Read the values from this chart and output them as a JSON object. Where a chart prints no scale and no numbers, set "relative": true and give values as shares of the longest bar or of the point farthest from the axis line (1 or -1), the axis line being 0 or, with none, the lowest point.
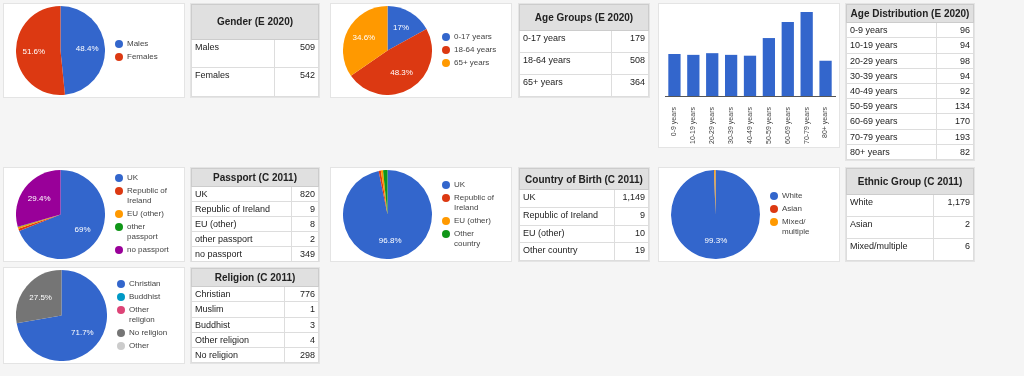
{
  "chart_data": [
    {
      "type": "pie",
      "categories": [
        "Males",
        "Females"
      ],
      "values": [
        48.4,
        51.6
      ],
      "colors": [
        "#3366cc",
        "#dc3912"
      ],
      "value_labels": [
        "48.4%",
        "51.6%"
      ],
      "legend": "right"
    },
    {
      "type": "other",
      "title": "Gender (E 2020)",
      "categories": [
        "Males",
        "Females"
      ],
      "values": [
        509,
        542
      ],
      "data_labels": true
    },
    {
      "type": "pie",
      "categories": [
        "0-17 years",
        "18-64 years",
        "65+ years"
      ],
      "values": [
        17,
        48.3,
        34.6
      ],
      "colors": [
        "#3366cc",
        "#dc3912",
        "#ff9900"
      ],
      "value_labels": [
        "17%",
        "48.3%",
        "34.6%"
      ],
      "legend": "right"
    },
    {
      "type": "other",
      "title": "Age Groups (E 2020)",
      "categories": [
        "0-17 years",
        "18-64 years",
        "65+ years"
      ],
      "values": [
        179,
        508,
        364
      ],
      "data_labels": true
    },
    {
      "type": "bar",
      "relative": true,
      "categories": [
        "0-9 years",
        "10-19 years",
        "20-29 years",
        "30-39 years",
        "40-49 years",
        "50-59 years",
        "60-69 years",
        "70-79 years",
        "80+ years"
      ],
      "values": [
        0.5,
        0.49,
        0.51,
        0.49,
        0.48,
        0.69,
        0.88,
        1,
        0.42
      ],
      "color": "#3366cc"
    },
    {
      "type": "other",
      "title": "Age Distribution (E 2020)",
      "categories": [
        "0-9 years",
        "10-19 years",
        "20-29 years",
        "30-39 years",
        "40-49 years",
        "50-59 years",
        "60-69 years",
        "70-79 years",
        "80+ years"
      ],
      "values": [
        96,
        94,
        98,
        94,
        92,
        134,
        170,
        193,
        82
      ],
      "data_labels": true
    },
    {
      "type": "pie",
      "categories": [
        "UK",
        "Republic of Ireland",
        "EU (other)",
        "other passport",
        "no passport"
      ],
      "values": [
        69,
        0.8,
        0.6,
        0.2,
        29.4
      ],
      "colors": [
        "#3366cc",
        "#dc3912",
        "#ff9900",
        "#109618",
        "#990099"
      ],
      "value_labels": [
        "69%",
        null,
        null,
        null,
        "29.4%"
      ],
      "legend": "right"
    },
    {
      "type": "other",
      "title": "Passport (C 2011)",
      "categories": [
        "UK",
        "Republic of Ireland",
        "EU (other)",
        "other passport",
        "no passport"
      ],
      "values": [
        820,
        9,
        8,
        2,
        349
      ],
      "data_labels": true
    },
    {
      "type": "pie",
      "categories": [
        "UK",
        "Republic of Ireland",
        "EU (other)",
        "Other country"
      ],
      "values": [
        96.8,
        0.8,
        0.8,
        1.6
      ],
      "colors": [
        "#3366cc",
        "#dc3912",
        "#ff9900",
        "#109618"
      ],
      "value_labels": [
        "96.8%",
        null,
        null,
        null
      ],
      "legend": "right"
    },
    {
      "type": "other",
      "title": "Country of Birth (C 2011)",
      "categories": [
        "UK",
        "Republic of Ireland",
        "EU (other)",
        "Other country"
      ],
      "value_labels": [
        "1,149",
        "9",
        "10",
        "19"
      ]
    },
    {
      "type": "pie",
      "categories": [
        "White",
        "Asian",
        "Mixed/ multiple"
      ],
      "values": [
        99.3,
        null,
        0.5
      ],
      "colors": [
        "#3366cc",
        "#dc3912",
        "#ff9900"
      ],
      "value_labels": [
        "99.3%",
        null,
        null
      ],
      "legend": "right"
    },
    {
      "type": "other",
      "title": "Ethnic Group (C 2011)",
      "categories": [
        "White",
        "Asian",
        "Mixed/multiple"
      ],
      "value_labels": [
        "1,179",
        "2",
        "6"
      ]
    },
    {
      "type": "pie",
      "categories": [
        "Christian",
        "Buddhist",
        "Other religion",
        "No religion",
        "Other"
      ],
      "values": [
        71.7,
        null,
        null,
        27.5,
        null
      ],
      "colors": [
        "#3366cc",
        "#0099c6",
        "#dd4477",
        "#757575",
        "#cccccc"
      ],
      "value_labels": [
        "71.7%",
        null,
        null,
        "27.5%",
        null
      ],
      "legend": "right"
    },
    {
      "type": "other",
      "title": "Religion (C 2011)",
      "categories": [
        "Christian",
        "Muslim",
        "Buddhist",
        "Other religion",
        "No religion"
      ],
      "values": [
        776,
        1,
        3,
        4,
        298
      ],
      "data_labels": true
    }
  ]
}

_Exercise requirements_
Write out the material above once more, exactly as it reads, with no pictures.

_Written answer_
Read the values from this chart and output them as a JSON object. Where a chart prints no scale and no numbers, set "relative": true and give values as shares of the longest bar or of the point farthest from the axis line (1 or -1), the axis line being 0 or, with none, the lowest point.
{
  "chart_data": [
    {
      "type": "pie",
      "categories": [
        "Males",
        "Females"
      ],
      "values": [
        48.4,
        51.6
      ],
      "colors": [
        "#3366cc",
        "#dc3912"
      ],
      "value_labels": [
        "48.4%",
        "51.6%"
      ],
      "legend": "right"
    },
    {
      "type": "other",
      "title": "Gender (E 2020)",
      "categories": [
        "Males",
        "Females"
      ],
      "values": [
        509,
        542
      ],
      "data_labels": true
    },
    {
      "type": "pie",
      "categories": [
        "0-17 years",
        "18-64 years",
        "65+ years"
      ],
      "values": [
        17,
        48.3,
        34.6
      ],
      "colors": [
        "#3366cc",
        "#dc3912",
        "#ff9900"
      ],
      "value_labels": [
        "17%",
        "48.3%",
        "34.6%"
      ],
      "legend": "right"
    },
    {
      "type": "other",
      "title": "Age Groups (E 2020)",
      "categories": [
        "0-17 years",
        "18-64 years",
        "65+ years"
      ],
      "values": [
        179,
        508,
        364
      ],
      "data_labels": true
    },
    {
      "type": "bar",
      "relative": true,
      "categories": [
        "0-9 years",
        "10-19 years",
        "20-29 years",
        "30-39 years",
        "40-49 years",
        "50-59 years",
        "60-69 years",
        "70-79 years",
        "80+ years"
      ],
      "values": [
        0.5,
        0.49,
        0.51,
        0.49,
        0.48,
        0.69,
        0.88,
        1,
        0.42
      ],
      "color": "#3366cc"
    },
    {
      "type": "other",
      "title": "Age Distribution (E 2020)",
      "categories": [
        "0-9 years",
        "10-19 years",
        "20-29 years",
        "30-39 years",
        "40-49 years",
        "50-59 years",
        "60-69 years",
        "70-79 years",
        "80+ years"
      ],
      "values": [
        96,
        94,
        98,
        94,
        92,
        134,
        170,
        193,
        82
      ],
      "data_labels": true
    },
    {
      "type": "pie",
      "categories": [
        "UK",
        "Republic of Ireland",
        "EU (other)",
        "other passport",
        "no passport"
      ],
      "values": [
        69,
        0.8,
        0.6,
        0.2,
        29.4
      ],
      "colors": [
        "#3366cc",
        "#dc3912",
        "#ff9900",
        "#109618",
        "#990099"
      ],
      "value_labels": [
        "69%",
        null,
        null,
        null,
        "29.4%"
      ],
      "legend": "right"
    },
    {
      "type": "other",
      "title": "Passport (C 2011)",
      "categories": [
        "UK",
        "Republic of Ireland",
        "EU (other)",
        "other passport",
        "no passport"
      ],
      "values": [
        820,
        9,
        8,
        2,
        349
      ],
      "data_labels": true
    },
    {
      "type": "pie",
      "categories": [
        "UK",
        "Republic of Ireland",
        "EU (other)",
        "Other country"
      ],
      "values": [
        96.8,
        0.8,
        0.8,
        1.6
      ],
      "colors": [
        "#3366cc",
        "#dc3912",
        "#ff9900",
        "#109618"
      ],
      "value_labels": [
        "96.8%",
        null,
        null,
        null
      ],
      "legend": "right"
    },
    {
      "type": "other",
      "title": "Country of Birth (C 2011)",
      "categories": [
        "UK",
        "Republic of Ireland",
        "EU (other)",
        "Other country"
      ],
      "value_labels": [
        "1,149",
        "9",
        "10",
        "19"
      ]
    },
    {
      "type": "pie",
      "categories": [
        "White",
        "Asian",
        "Mixed/ multiple"
      ],
      "values": [
        99.3,
        null,
        0.5
      ],
      "colors": [
        "#3366cc",
        "#dc3912",
        "#ff9900"
      ],
      "value_labels": [
        "99.3%",
        null,
        null
      ],
      "legend": "right"
    },
    {
      "type": "other",
      "title": "Ethnic Group (C 2011)",
      "categories": [
        "White",
        "Asian",
        "Mixed/multiple"
      ],
      "value_labels": [
        "1,179",
        "2",
        "6"
      ]
    },
    {
      "type": "pie",
      "categories": [
        "Christian",
        "Buddhist",
        "Other religion",
        "No religion",
        "Other"
      ],
      "values": [
        71.7,
        null,
        null,
        27.5,
        null
      ],
      "colors": [
        "#3366cc",
        "#0099c6",
        "#dd4477",
        "#757575",
        "#cccccc"
      ],
      "value_labels": [
        "71.7%",
        null,
        null,
        "27.5%",
        null
      ],
      "legend": "right"
    },
    {
      "type": "other",
      "title": "Religion (C 2011)",
      "categories": [
        "Christian",
        "Muslim",
        "Buddhist",
        "Other religion",
        "No religion"
      ],
      "values": [
        776,
        1,
        3,
        4,
        298
      ],
      "data_labels": true
    }
  ]
}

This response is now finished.